**Required task:**
Print every line of the records below without changing a single character.

>> START Material supplied

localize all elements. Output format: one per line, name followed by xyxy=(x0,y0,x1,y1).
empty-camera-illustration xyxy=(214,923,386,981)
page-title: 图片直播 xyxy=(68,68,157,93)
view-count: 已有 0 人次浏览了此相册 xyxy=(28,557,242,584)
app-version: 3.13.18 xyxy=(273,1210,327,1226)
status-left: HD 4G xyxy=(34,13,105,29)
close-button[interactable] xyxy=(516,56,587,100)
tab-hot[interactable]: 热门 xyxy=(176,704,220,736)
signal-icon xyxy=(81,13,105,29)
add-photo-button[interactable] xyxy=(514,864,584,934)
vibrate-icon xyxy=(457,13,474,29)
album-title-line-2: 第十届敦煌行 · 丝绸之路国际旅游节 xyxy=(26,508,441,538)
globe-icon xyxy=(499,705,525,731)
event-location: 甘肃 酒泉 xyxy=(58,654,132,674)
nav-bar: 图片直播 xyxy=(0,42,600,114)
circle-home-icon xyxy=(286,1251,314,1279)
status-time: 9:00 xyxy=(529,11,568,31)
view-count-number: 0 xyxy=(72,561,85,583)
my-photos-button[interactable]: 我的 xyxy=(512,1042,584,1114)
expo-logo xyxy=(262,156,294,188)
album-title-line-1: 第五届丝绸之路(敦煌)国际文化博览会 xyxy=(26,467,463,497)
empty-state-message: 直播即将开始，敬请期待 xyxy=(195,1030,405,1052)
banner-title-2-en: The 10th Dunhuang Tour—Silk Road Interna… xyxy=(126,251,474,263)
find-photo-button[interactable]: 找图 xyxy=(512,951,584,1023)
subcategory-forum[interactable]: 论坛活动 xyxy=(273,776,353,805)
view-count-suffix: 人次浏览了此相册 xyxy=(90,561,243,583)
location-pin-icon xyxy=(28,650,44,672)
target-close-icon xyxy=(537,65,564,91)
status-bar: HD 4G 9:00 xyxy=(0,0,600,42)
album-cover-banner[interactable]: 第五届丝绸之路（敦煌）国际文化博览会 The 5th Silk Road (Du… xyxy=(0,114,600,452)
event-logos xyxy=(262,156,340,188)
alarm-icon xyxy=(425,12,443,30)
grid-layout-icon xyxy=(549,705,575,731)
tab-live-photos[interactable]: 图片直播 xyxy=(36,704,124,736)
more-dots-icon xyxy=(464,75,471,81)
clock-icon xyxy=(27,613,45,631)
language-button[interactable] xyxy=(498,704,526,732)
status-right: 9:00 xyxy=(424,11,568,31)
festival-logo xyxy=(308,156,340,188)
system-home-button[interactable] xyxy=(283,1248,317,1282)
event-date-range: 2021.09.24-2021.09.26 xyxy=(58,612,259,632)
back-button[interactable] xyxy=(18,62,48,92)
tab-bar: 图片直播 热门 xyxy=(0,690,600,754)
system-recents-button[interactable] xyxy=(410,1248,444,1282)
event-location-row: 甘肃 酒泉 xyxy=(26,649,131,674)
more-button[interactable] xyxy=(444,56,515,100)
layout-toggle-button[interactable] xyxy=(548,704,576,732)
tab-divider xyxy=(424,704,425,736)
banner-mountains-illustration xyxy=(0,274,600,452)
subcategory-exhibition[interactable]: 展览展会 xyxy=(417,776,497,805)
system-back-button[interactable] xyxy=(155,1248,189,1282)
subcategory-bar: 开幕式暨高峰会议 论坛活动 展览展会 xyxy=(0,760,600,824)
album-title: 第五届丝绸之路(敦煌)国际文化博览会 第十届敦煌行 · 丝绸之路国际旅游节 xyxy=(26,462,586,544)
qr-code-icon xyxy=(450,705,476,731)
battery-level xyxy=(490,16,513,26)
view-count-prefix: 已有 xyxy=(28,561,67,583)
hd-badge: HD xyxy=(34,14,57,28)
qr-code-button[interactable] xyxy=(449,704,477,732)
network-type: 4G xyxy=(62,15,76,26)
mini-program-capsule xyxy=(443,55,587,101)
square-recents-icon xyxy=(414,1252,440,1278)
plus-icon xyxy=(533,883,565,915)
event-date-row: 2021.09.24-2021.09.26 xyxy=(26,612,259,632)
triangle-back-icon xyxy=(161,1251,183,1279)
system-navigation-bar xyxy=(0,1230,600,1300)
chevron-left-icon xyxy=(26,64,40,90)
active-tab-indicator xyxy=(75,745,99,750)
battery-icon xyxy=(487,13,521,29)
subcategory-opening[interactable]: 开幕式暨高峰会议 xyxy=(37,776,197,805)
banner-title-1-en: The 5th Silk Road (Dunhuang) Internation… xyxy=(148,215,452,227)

>> END Material supplied

**Answer in full:**
localize all elements. Output format: one per line, name followed by xyxy=(x0,y0,x1,y1).
empty-camera-illustration xyxy=(214,923,386,981)
page-title: 图片直播 xyxy=(68,68,157,93)
view-count: 已有 0 人次浏览了此相册 xyxy=(28,557,242,584)
app-version: 3.13.18 xyxy=(273,1210,327,1226)
status-left: HD 4G xyxy=(34,13,105,29)
close-button[interactable] xyxy=(516,56,587,100)
tab-hot[interactable]: 热门 xyxy=(176,704,220,736)
signal-icon xyxy=(81,13,105,29)
add-photo-button[interactable] xyxy=(514,864,584,934)
vibrate-icon xyxy=(457,13,474,29)
album-title-line-2: 第十届敦煌行 · 丝绸之路国际旅游节 xyxy=(26,508,441,538)
globe-icon xyxy=(499,705,525,731)
event-location: 甘肃 酒泉 xyxy=(58,654,132,674)
nav-bar: 图片直播 xyxy=(0,42,600,114)
circle-home-icon xyxy=(286,1251,314,1279)
status-time: 9:00 xyxy=(529,11,568,31)
view-count-number: 0 xyxy=(72,561,85,583)
my-photos-button[interactable]: 我的 xyxy=(512,1042,584,1114)
expo-logo xyxy=(262,156,294,188)
album-title-line-1: 第五届丝绸之路(敦煌)国际文化博览会 xyxy=(26,467,463,497)
empty-state-message: 直播即将开始，敬请期待 xyxy=(195,1030,405,1052)
banner-title-2-en: The 10th Dunhuang Tour—Silk Road Interna… xyxy=(126,251,474,263)
find-photo-button[interactable]: 找图 xyxy=(512,951,584,1023)
subcategory-forum[interactable]: 论坛活动 xyxy=(273,776,353,805)
view-count-suffix: 人次浏览了此相册 xyxy=(90,561,243,583)
location-pin-icon xyxy=(28,650,44,672)
target-close-icon xyxy=(537,65,564,91)
status-bar: HD 4G 9:00 xyxy=(0,0,600,42)
album-cover-banner[interactable]: 第五届丝绸之路（敦煌）国际文化博览会 The 5th Silk Road (Du… xyxy=(0,114,600,452)
event-logos xyxy=(262,156,340,188)
alarm-icon xyxy=(425,12,443,30)
grid-layout-icon xyxy=(549,705,575,731)
tab-live-photos[interactable]: 图片直播 xyxy=(36,704,124,736)
more-dots-icon xyxy=(464,75,471,81)
clock-icon xyxy=(27,613,45,631)
language-button[interactable] xyxy=(498,704,526,732)
status-right: 9:00 xyxy=(424,11,568,31)
festival-logo xyxy=(308,156,340,188)
system-home-button[interactable] xyxy=(283,1248,317,1282)
event-date-range: 2021.09.24-2021.09.26 xyxy=(58,612,259,632)
back-button[interactable] xyxy=(18,62,48,92)
tab-bar: 图片直播 热门 xyxy=(0,690,600,754)
system-recents-button[interactable] xyxy=(410,1248,444,1282)
event-location-row: 甘肃 酒泉 xyxy=(26,649,131,674)
more-button[interactable] xyxy=(444,56,515,100)
layout-toggle-button[interactable] xyxy=(548,704,576,732)
tab-divider xyxy=(424,704,425,736)
banner-mountains-illustration xyxy=(0,274,600,452)
subcategory-exhibition[interactable]: 展览展会 xyxy=(417,776,497,805)
system-back-button[interactable] xyxy=(155,1248,189,1282)
subcategory-bar: 开幕式暨高峰会议 论坛活动 展览展会 xyxy=(0,760,600,824)
album-title: 第五届丝绸之路(敦煌)国际文化博览会 第十届敦煌行 · 丝绸之路国际旅游节 xyxy=(26,462,586,544)
qr-code-icon xyxy=(450,705,476,731)
battery-level xyxy=(490,16,513,26)
view-count-prefix: 已有 xyxy=(28,561,67,583)
hd-badge: HD xyxy=(34,14,57,28)
qr-code-button[interactable] xyxy=(449,704,477,732)
network-type: 4G xyxy=(62,15,76,26)
mini-program-capsule xyxy=(443,55,587,101)
square-recents-icon xyxy=(414,1252,440,1278)
plus-icon xyxy=(533,883,565,915)
event-date-row: 2021.09.24-2021.09.26 xyxy=(26,612,259,632)
triangle-back-icon xyxy=(161,1251,183,1279)
system-navigation-bar xyxy=(0,1230,600,1300)
chevron-left-icon xyxy=(26,64,40,90)
active-tab-indicator xyxy=(75,745,99,750)
battery-icon xyxy=(487,13,521,29)
subcategory-opening[interactable]: 开幕式暨高峰会议 xyxy=(37,776,197,805)
banner-title-1-en: The 5th Silk Road (Dunhuang) Internation… xyxy=(148,215,452,227)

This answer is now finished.